start Material to process

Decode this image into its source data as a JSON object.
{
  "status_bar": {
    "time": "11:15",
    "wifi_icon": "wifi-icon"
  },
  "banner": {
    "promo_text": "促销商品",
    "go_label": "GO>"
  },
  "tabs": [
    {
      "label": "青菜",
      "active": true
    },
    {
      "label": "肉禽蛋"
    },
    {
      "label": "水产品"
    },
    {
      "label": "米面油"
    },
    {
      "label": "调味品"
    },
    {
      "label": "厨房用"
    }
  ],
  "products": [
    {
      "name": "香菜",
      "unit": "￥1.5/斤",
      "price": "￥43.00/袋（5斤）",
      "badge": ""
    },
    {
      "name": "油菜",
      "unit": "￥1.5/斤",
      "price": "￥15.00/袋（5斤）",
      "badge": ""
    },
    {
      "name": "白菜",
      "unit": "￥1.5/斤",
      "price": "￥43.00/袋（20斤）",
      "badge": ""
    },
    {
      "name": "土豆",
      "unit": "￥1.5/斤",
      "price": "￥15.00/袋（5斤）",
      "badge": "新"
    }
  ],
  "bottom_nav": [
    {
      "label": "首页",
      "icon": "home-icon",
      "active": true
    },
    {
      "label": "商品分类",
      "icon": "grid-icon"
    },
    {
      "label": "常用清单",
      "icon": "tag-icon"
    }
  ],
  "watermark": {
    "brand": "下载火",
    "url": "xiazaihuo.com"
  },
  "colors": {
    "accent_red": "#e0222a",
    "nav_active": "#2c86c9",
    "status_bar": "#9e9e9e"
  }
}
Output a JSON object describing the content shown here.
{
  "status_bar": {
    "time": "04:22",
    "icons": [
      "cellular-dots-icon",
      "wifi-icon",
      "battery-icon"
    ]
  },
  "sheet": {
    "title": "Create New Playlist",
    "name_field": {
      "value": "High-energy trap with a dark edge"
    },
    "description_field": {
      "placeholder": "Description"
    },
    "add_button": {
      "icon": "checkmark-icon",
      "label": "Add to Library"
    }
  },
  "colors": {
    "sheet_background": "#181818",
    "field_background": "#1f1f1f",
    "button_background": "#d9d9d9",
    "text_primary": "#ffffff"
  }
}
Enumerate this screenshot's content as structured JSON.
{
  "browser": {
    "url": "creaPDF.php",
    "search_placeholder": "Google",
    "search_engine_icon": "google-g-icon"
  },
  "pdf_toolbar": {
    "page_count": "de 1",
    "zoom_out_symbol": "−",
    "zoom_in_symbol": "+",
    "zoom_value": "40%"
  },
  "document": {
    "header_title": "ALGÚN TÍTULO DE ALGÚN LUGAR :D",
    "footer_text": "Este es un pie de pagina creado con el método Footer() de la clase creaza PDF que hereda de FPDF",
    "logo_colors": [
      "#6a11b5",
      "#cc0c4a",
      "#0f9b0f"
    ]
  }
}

end Material to process

» Problem description:
Print the material once more, exactly.

» Result of the exercise:
Decode this image into its source data as a JSON object.
{
  "status_bar": {
    "time": "11:15",
    "wifi_icon": "wifi-icon"
  },
  "banner": {
    "promo_text": "促销商品",
    "go_label": "GO>"
  },
  "tabs": [
    {
      "label": "青菜",
      "active": true
    },
    {
      "label": "肉禽蛋"
    },
    {
      "label": "水产品"
    },
    {
      "label": "米面油"
    },
    {
      "label": "调味品"
    },
    {
      "label": "厨房用"
    }
  ],
  "products": [
    {
      "name": "香菜",
      "unit": "￥1.5/斤",
      "price": "￥43.00/袋（5斤）",
      "badge": ""
    },
    {
      "name": "油菜",
      "unit": "￥1.5/斤",
      "price": "￥15.00/袋（5斤）",
      "badge": ""
    },
    {
      "name": "白菜",
      "unit": "￥1.5/斤",
      "price": "￥43.00/袋（20斤）",
      "badge": ""
    },
    {
      "name": "土豆",
      "unit": "￥1.5/斤",
      "price": "￥15.00/袋（5斤）",
      "badge": "新"
    }
  ],
  "bottom_nav": [
    {
      "label": "首页",
      "icon": "home-icon",
      "active": true
    },
    {
      "label": "商品分类",
      "icon": "grid-icon"
    },
    {
      "label": "常用清单",
      "icon": "tag-icon"
    }
  ],
  "watermark": {
    "brand": "下载火",
    "url": "xiazaihuo.com"
  },
  "colors": {
    "accent_red": "#e0222a",
    "nav_active": "#2c86c9",
    "status_bar": "#9e9e9e"
  }
}
Output a JSON object describing the content shown here.
{
  "status_bar": {
    "time": "04:22",
    "icons": [
      "cellular-dots-icon",
      "wifi-icon",
      "battery-icon"
    ]
  },
  "sheet": {
    "title": "Create New Playlist",
    "name_field": {
      "value": "High-energy trap with a dark edge"
    },
    "description_field": {
      "placeholder": "Description"
    },
    "add_button": {
      "icon": "checkmark-icon",
      "label": "Add to Library"
    }
  },
  "colors": {
    "sheet_background": "#181818",
    "field_background": "#1f1f1f",
    "button_background": "#d9d9d9",
    "text_primary": "#ffffff"
  }
}
Enumerate this screenshot's content as structured JSON.
{
  "browser": {
    "url": "creaPDF.php",
    "search_placeholder": "Google",
    "search_engine_icon": "google-g-icon"
  },
  "pdf_toolbar": {
    "page_count": "de 1",
    "zoom_out_symbol": "−",
    "zoom_in_symbol": "+",
    "zoom_value": "40%"
  },
  "document": {
    "header_title": "ALGÚN TÍTULO DE ALGÚN LUGAR :D",
    "footer_text": "Este es un pie de pagina creado con el método Footer() de la clase creaza PDF que hereda de FPDF",
    "logo_colors": [
      "#6a11b5",
      "#cc0c4a",
      "#0f9b0f"
    ]
  }
}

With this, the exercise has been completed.